Stored items:
+++++

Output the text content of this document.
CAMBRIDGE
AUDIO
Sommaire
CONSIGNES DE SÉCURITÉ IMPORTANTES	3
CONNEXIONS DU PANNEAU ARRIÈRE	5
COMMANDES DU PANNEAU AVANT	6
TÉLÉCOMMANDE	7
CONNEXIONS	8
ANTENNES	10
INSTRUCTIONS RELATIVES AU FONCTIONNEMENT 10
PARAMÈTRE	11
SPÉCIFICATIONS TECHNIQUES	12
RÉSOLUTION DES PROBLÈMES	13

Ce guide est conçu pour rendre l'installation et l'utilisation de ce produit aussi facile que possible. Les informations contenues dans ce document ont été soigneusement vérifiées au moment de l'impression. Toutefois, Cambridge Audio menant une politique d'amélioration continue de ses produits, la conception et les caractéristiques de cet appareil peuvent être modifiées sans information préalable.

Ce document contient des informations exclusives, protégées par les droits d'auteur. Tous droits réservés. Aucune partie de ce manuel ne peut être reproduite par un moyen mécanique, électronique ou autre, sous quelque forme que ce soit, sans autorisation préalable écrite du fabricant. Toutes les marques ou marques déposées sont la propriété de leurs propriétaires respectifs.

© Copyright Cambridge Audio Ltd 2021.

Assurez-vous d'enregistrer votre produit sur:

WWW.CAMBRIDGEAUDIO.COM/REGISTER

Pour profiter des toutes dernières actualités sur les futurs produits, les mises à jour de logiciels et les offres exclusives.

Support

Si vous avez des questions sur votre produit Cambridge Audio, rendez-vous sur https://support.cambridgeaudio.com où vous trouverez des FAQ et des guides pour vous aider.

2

+++++

Exercise objective:
Ascertain the number of lines in the entries that include the word "CONNEXIONS", and report only that number.

Output for this exercise:
2